*Stated goal*. Please output the lines shown below exactly as they appear.

*Input for this task*.
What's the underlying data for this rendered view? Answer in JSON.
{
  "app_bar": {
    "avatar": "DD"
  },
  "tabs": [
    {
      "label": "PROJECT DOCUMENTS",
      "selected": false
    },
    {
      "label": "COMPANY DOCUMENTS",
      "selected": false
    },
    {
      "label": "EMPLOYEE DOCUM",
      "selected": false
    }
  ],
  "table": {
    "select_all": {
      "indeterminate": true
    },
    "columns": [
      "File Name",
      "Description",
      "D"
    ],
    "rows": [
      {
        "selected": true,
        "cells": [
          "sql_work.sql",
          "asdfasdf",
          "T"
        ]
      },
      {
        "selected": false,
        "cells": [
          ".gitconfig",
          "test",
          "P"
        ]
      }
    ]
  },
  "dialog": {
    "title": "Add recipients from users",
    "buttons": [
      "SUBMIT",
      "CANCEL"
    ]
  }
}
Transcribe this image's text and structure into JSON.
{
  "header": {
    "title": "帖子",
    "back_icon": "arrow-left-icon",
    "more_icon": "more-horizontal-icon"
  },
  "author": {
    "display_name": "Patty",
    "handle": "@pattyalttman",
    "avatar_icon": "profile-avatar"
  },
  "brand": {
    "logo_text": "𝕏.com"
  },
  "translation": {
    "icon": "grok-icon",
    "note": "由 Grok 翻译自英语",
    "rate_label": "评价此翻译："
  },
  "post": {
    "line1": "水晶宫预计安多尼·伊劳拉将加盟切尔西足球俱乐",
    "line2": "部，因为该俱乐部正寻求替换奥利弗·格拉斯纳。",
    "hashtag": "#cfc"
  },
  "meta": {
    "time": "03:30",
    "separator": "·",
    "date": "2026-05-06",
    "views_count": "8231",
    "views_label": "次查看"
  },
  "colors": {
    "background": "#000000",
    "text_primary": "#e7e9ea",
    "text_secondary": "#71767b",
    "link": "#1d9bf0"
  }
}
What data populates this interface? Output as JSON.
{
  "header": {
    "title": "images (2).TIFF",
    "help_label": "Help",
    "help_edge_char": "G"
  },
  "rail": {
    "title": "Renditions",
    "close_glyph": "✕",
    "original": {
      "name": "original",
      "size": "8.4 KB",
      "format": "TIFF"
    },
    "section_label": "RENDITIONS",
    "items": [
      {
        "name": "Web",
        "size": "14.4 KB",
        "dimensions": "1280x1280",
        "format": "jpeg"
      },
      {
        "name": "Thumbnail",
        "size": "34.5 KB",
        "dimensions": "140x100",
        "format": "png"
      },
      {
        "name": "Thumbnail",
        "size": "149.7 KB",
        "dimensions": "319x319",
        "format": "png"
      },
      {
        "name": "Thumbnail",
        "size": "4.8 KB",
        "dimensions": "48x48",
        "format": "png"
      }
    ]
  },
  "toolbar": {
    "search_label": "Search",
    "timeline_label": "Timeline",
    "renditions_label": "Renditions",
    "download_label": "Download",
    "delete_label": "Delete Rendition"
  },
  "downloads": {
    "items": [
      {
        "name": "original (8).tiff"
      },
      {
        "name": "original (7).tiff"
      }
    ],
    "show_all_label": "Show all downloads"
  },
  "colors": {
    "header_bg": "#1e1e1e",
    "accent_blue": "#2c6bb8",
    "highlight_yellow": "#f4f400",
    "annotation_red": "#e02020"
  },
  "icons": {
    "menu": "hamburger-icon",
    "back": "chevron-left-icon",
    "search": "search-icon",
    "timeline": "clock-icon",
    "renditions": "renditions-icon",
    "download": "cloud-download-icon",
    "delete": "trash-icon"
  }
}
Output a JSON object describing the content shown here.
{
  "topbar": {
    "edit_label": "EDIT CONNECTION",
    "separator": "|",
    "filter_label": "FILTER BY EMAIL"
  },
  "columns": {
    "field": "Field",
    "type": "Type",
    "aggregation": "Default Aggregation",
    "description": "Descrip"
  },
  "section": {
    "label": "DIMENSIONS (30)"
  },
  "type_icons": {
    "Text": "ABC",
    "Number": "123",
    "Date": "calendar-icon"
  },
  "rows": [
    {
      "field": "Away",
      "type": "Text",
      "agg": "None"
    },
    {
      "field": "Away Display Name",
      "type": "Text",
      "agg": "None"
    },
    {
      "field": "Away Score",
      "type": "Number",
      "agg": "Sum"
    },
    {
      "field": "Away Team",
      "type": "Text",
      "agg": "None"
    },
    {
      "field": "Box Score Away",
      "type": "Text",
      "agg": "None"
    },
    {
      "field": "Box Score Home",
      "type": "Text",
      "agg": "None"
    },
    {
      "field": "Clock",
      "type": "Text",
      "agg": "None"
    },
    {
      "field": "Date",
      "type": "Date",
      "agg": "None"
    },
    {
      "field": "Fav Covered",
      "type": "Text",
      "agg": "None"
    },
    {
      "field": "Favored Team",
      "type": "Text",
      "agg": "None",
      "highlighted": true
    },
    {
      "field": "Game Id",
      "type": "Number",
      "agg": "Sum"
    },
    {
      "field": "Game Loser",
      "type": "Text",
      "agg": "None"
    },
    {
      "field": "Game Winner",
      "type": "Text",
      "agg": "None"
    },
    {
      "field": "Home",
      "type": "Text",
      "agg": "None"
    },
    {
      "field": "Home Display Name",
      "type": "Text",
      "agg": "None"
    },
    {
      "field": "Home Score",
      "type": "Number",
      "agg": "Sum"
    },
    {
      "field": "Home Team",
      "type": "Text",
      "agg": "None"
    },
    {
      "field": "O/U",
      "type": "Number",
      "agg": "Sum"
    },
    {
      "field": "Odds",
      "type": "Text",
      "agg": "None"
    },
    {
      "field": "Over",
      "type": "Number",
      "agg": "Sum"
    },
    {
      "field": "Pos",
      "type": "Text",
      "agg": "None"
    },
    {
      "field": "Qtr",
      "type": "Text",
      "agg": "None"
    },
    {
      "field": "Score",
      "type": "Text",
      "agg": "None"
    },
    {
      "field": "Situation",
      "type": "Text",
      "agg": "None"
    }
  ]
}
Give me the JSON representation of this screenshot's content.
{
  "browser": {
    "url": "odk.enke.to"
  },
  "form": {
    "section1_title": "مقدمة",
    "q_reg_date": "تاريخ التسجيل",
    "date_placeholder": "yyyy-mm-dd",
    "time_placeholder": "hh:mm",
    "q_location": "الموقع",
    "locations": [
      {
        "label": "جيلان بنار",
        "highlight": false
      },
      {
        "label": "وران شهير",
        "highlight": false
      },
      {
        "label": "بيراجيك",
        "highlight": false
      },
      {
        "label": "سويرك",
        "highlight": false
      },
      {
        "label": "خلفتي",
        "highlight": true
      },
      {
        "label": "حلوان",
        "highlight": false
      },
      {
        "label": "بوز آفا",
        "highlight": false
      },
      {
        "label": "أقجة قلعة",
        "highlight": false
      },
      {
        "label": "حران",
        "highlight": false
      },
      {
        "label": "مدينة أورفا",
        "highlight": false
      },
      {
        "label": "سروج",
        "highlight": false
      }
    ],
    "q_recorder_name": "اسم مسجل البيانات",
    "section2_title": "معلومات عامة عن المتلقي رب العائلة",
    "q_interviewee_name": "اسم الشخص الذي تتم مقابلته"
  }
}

*The response*.
What's the underlying data for this rendered view? Answer in JSON.
{
  "app_bar": {
    "avatar": "DD"
  },
  "tabs": [
    {
      "label": "PROJECT DOCUMENTS",
      "selected": false
    },
    {
      "label": "COMPANY DOCUMENTS",
      "selected": false
    },
    {
      "label": "EMPLOYEE DOCUM",
      "selected": false
    }
  ],
  "table": {
    "select_all": {
      "indeterminate": true
    },
    "columns": [
      "File Name",
      "Description",
      "D"
    ],
    "rows": [
      {
        "selected": true,
        "cells": [
          "sql_work.sql",
          "asdfasdf",
          "T"
        ]
      },
      {
        "selected": false,
        "cells": [
          ".gitconfig",
          "test",
          "P"
        ]
      }
    ]
  },
  "dialog": {
    "title": "Add recipients from users",
    "buttons": [
      "SUBMIT",
      "CANCEL"
    ]
  }
}
Transcribe this image's text and structure into JSON.
{
  "header": {
    "title": "帖子",
    "back_icon": "arrow-left-icon",
    "more_icon": "more-horizontal-icon"
  },
  "author": {
    "display_name": "Patty",
    "handle": "@pattyalttman",
    "avatar_icon": "profile-avatar"
  },
  "brand": {
    "logo_text": "𝕏.com"
  },
  "translation": {
    "icon": "grok-icon",
    "note": "由 Grok 翻译自英语",
    "rate_label": "评价此翻译："
  },
  "post": {
    "line1": "水晶宫预计安多尼·伊劳拉将加盟切尔西足球俱乐",
    "line2": "部，因为该俱乐部正寻求替换奥利弗·格拉斯纳。",
    "hashtag": "#cfc"
  },
  "meta": {
    "time": "03:30",
    "separator": "·",
    "date": "2026-05-06",
    "views_count": "8231",
    "views_label": "次查看"
  },
  "colors": {
    "background": "#000000",
    "text_primary": "#e7e9ea",
    "text_secondary": "#71767b",
    "link": "#1d9bf0"
  }
}
What data populates this interface? Output as JSON.
{
  "header": {
    "title": "images (2).TIFF",
    "help_label": "Help",
    "help_edge_char": "G"
  },
  "rail": {
    "title": "Renditions",
    "close_glyph": "✕",
    "original": {
      "name": "original",
      "size": "8.4 KB",
      "format": "TIFF"
    },
    "section_label": "RENDITIONS",
    "items": [
      {
        "name": "Web",
        "size": "14.4 KB",
        "dimensions": "1280x1280",
        "format": "jpeg"
      },
      {
        "name": "Thumbnail",
        "size": "34.5 KB",
        "dimensions": "140x100",
        "format": "png"
      },
      {
        "name": "Thumbnail",
        "size": "149.7 KB",
        "dimensions": "319x319",
        "format": "png"
      },
      {
        "name": "Thumbnail",
        "size": "4.8 KB",
        "dimensions": "48x48",
        "format": "png"
      }
    ]
  },
  "toolbar": {
    "search_label": "Search",
    "timeline_label": "Timeline",
    "renditions_label": "Renditions",
    "download_label": "Download",
    "delete_label": "Delete Rendition"
  },
  "downloads": {
    "items": [
      {
        "name": "original (8).tiff"
      },
      {
        "name": "original (7).tiff"
      }
    ],
    "show_all_label": "Show all downloads"
  },
  "colors": {
    "header_bg": "#1e1e1e",
    "accent_blue": "#2c6bb8",
    "highlight_yellow": "#f4f400",
    "annotation_red": "#e02020"
  },
  "icons": {
    "menu": "hamburger-icon",
    "back": "chevron-left-icon",
    "search": "search-icon",
    "timeline": "clock-icon",
    "renditions": "renditions-icon",
    "download": "cloud-download-icon",
    "delete": "trash-icon"
  }
}
Output a JSON object describing the content shown here.
{
  "topbar": {
    "edit_label": "EDIT CONNECTION",
    "separator": "|",
    "filter_label": "FILTER BY EMAIL"
  },
  "columns": {
    "field": "Field",
    "type": "Type",
    "aggregation": "Default Aggregation",
    "description": "Descrip"
  },
  "section": {
    "label": "DIMENSIONS (30)"
  },
  "type_icons": {
    "Text": "ABC",
    "Number": "123",
    "Date": "calendar-icon"
  },
  "rows": [
    {
      "field": "Away",
      "type": "Text",
      "agg": "None"
    },
    {
      "field": "Away Display Name",
      "type": "Text",
      "agg": "None"
    },
    {
      "field": "Away Score",
      "type": "Number",
      "agg": "Sum"
    },
    {
      "field": "Away Team",
      "type": "Text",
      "agg": "None"
    },
    {
      "field": "Box Score Away",
      "type": "Text",
      "agg": "None"
    },
    {
      "field": "Box Score Home",
      "type": "Text",
      "agg": "None"
    },
    {
      "field": "Clock",
      "type": "Text",
      "agg": "None"
    },
    {
      "field": "Date",
      "type": "Date",
      "agg": "None"
    },
    {
      "field": "Fav Covered",
      "type": "Text",
      "agg": "None"
    },
    {
      "field": "Favored Team",
      "type": "Text",
      "agg": "None",
      "highlighted": true
    },
    {
      "field": "Game Id",
      "type": "Number",
      "agg": "Sum"
    },
    {
      "field": "Game Loser",
      "type": "Text",
      "agg": "None"
    },
    {
      "field": "Game Winner",
      "type": "Text",
      "agg": "None"
    },
    {
      "field": "Home",
      "type": "Text",
      "agg": "None"
    },
    {
      "field": "Home Display Name",
      "type": "Text",
      "agg": "None"
    },
    {
      "field": "Home Score",
      "type": "Number",
      "agg": "Sum"
    },
    {
      "field": "Home Team",
      "type": "Text",
      "agg": "None"
    },
    {
      "field": "O/U",
      "type": "Number",
      "agg": "Sum"
    },
    {
      "field": "Odds",
      "type": "Text",
      "agg": "None"
    },
    {
      "field": "Over",
      "type": "Number",
      "agg": "Sum"
    },
    {
      "field": "Pos",
      "type": "Text",
      "agg": "None"
    },
    {
      "field": "Qtr",
      "type": "Text",
      "agg": "None"
    },
    {
      "field": "Score",
      "type": "Text",
      "agg": "None"
    },
    {
      "field": "Situation",
      "type": "Text",
      "agg": "None"
    }
  ]
}
Give me the JSON representation of this screenshot's content.
{
  "browser": {
    "url": "odk.enke.to"
  },
  "form": {
    "section1_title": "مقدمة",
    "q_reg_date": "تاريخ التسجيل",
    "date_placeholder": "yyyy-mm-dd",
    "time_placeholder": "hh:mm",
    "q_location": "الموقع",
    "locations": [
      {
        "label": "جيلان بنار",
        "highlight": false
      },
      {
        "label": "وران شهير",
        "highlight": false
      },
      {
        "label": "بيراجيك",
        "highlight": false
      },
      {
        "label": "سويرك",
        "highlight": false
      },
      {
        "label": "خلفتي",
        "highlight": true
      },
      {
        "label": "حلوان",
        "highlight": false
      },
      {
        "label": "بوز آفا",
        "highlight": false
      },
      {
        "label": "أقجة قلعة",
        "highlight": false
      },
      {
        "label": "حران",
        "highlight": false
      },
      {
        "label": "مدينة أورفا",
        "highlight": false
      },
      {
        "label": "سروج",
        "highlight": false
      }
    ],
    "q_recorder_name": "اسم مسجل البيانات",
    "section2_title": "معلومات عامة عن المتلقي رب العائلة",
    "q_interviewee_name": "اسم الشخص الذي تتم مقابلته"
  }
}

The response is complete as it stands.